Recorded data:
* start *
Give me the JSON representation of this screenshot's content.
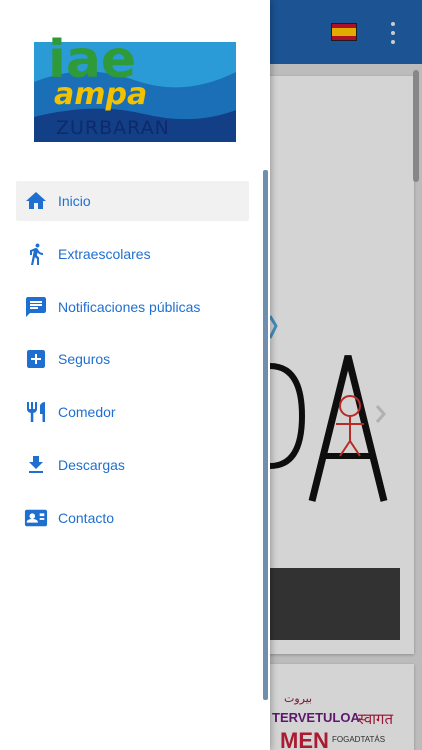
{
  "colors": {
    "accent": "#1f6fd1",
    "appbar": "#1f5fa8",
    "active_item_bg": "#f1f1f1"
  },
  "logo": {
    "line1": "iae",
    "line2": "ampa",
    "line3": "ZURBARAN"
  },
  "appbar": {
    "language_flag_icon": "spain-flag-icon",
    "overflow_icon": "more-vert-icon"
  },
  "background": {
    "card_letters": "A",
    "card2_words": [
      "بيروت",
      "TERVETULOA",
      "MEN",
      "स्वागत",
      "FOGADTATÁS"
    ]
  },
  "menu": {
    "items": [
      {
        "label": "Inicio",
        "icon": "home-icon",
        "active": true
      },
      {
        "label": "Extraescolares",
        "icon": "running-person-icon",
        "active": false
      },
      {
        "label": "Notificaciones públicas",
        "icon": "message-icon",
        "active": false
      },
      {
        "label": "Seguros",
        "icon": "medical-cross-icon",
        "active": false
      },
      {
        "label": "Comedor",
        "icon": "restaurant-icon",
        "active": false
      },
      {
        "label": "Descargas",
        "icon": "download-icon",
        "active": false
      },
      {
        "label": "Contacto",
        "icon": "contact-card-icon",
        "active": false
      }
    ]
  }
}
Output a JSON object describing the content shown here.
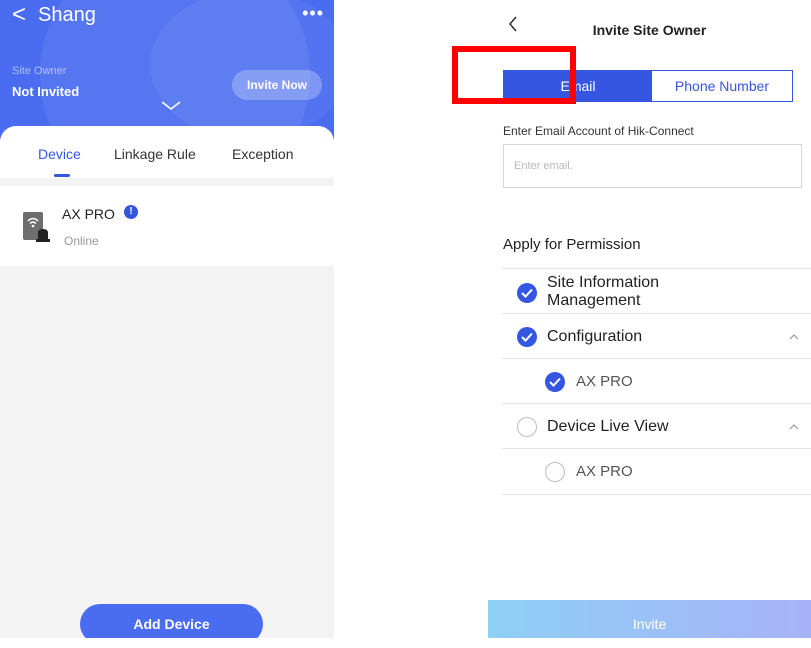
{
  "left": {
    "header": {
      "back_glyph": "<",
      "site_name": "Shang",
      "more_glyph": "•••",
      "owner_label": "Site Owner",
      "owner_status": "Not Invited",
      "invite_now": "Invite Now"
    },
    "tabs": [
      "Device",
      "Linkage Rule",
      "Exception"
    ],
    "active_tab": "Device",
    "devices": [
      {
        "name": "AX PRO",
        "status": "Online",
        "alert": "!"
      }
    ],
    "add_device": "Add Device"
  },
  "right": {
    "title": "Invite Site Owner",
    "segments": {
      "email": "Email",
      "phone": "Phone Number",
      "selected": "Email"
    },
    "email_label": "Enter Email Account of Hik-Connect",
    "email_placeholder": "Enter email.",
    "permission_title": "Apply for Permission",
    "permissions": [
      {
        "label_line1": "Site Information",
        "label_line2": "Management",
        "checked": true
      },
      {
        "label": "Configuration",
        "checked": true,
        "expanded": true
      },
      {
        "label": "AX PRO",
        "checked": true,
        "child": true
      },
      {
        "label": "Device Live View",
        "checked": false,
        "expanded": true
      },
      {
        "label": "AX PRO",
        "checked": false,
        "child": true
      }
    ],
    "invite": "Invite"
  },
  "colors": {
    "accent": "#3556e0",
    "header_bg": "#4a6cf0",
    "annotation": "#ff0000"
  }
}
* end *
* [WHAT NEEDS TO BE DONE] Extract the full listing exactly, with the pictures left out.

* [RESULT]
Give me the JSON representation of this screenshot's content.
{
  "colors": {
    "accent": "#1f6fd1",
    "appbar": "#1f5fa8",
    "active_item_bg": "#f1f1f1"
  },
  "logo": {
    "line1": "iae",
    "line2": "ampa",
    "line3": "ZURBARAN"
  },
  "appbar": {
    "language_flag_icon": "spain-flag-icon",
    "overflow_icon": "more-vert-icon"
  },
  "background": {
    "card_letters": "A",
    "card2_words": [
      "بيروت",
      "TERVETULOA",
      "MEN",
      "स्वागत",
      "FOGADTATÁS"
    ]
  },
  "menu": {
    "items": [
      {
        "label": "Inicio",
        "icon": "home-icon",
        "active": true
      },
      {
        "label": "Extraescolares",
        "icon": "running-person-icon",
        "active": false
      },
      {
        "label": "Notificaciones públicas",
        "icon": "message-icon",
        "active": false
      },
      {
        "label": "Seguros",
        "icon": "medical-cross-icon",
        "active": false
      },
      {
        "label": "Comedor",
        "icon": "restaurant-icon",
        "active": false
      },
      {
        "label": "Descargas",
        "icon": "download-icon",
        "active": false
      },
      {
        "label": "Contacto",
        "icon": "contact-card-icon",
        "active": false
      }
    ]
  }
}
Output a JSON object describing the content shown here.
{
  "left": {
    "header": {
      "back_glyph": "<",
      "site_name": "Shang",
      "more_glyph": "•••",
      "owner_label": "Site Owner",
      "owner_status": "Not Invited",
      "invite_now": "Invite Now"
    },
    "tabs": [
      "Device",
      "Linkage Rule",
      "Exception"
    ],
    "active_tab": "Device",
    "devices": [
      {
        "name": "AX PRO",
        "status": "Online",
        "alert": "!"
      }
    ],
    "add_device": "Add Device"
  },
  "right": {
    "title": "Invite Site Owner",
    "segments": {
      "email": "Email",
      "phone": "Phone Number",
      "selected": "Email"
    },
    "email_label": "Enter Email Account of Hik-Connect",
    "email_placeholder": "Enter email.",
    "permission_title": "Apply for Permission",
    "permissions": [
      {
        "label_line1": "Site Information",
        "label_line2": "Management",
        "checked": true
      },
      {
        "label": "Configuration",
        "checked": true,
        "expanded": true
      },
      {
        "label": "AX PRO",
        "checked": true,
        "child": true
      },
      {
        "label": "Device Live View",
        "checked": false,
        "expanded": true
      },
      {
        "label": "AX PRO",
        "checked": false,
        "child": true
      }
    ],
    "invite": "Invite"
  },
  "colors": {
    "accent": "#3556e0",
    "header_bg": "#4a6cf0",
    "annotation": "#ff0000"
  }
}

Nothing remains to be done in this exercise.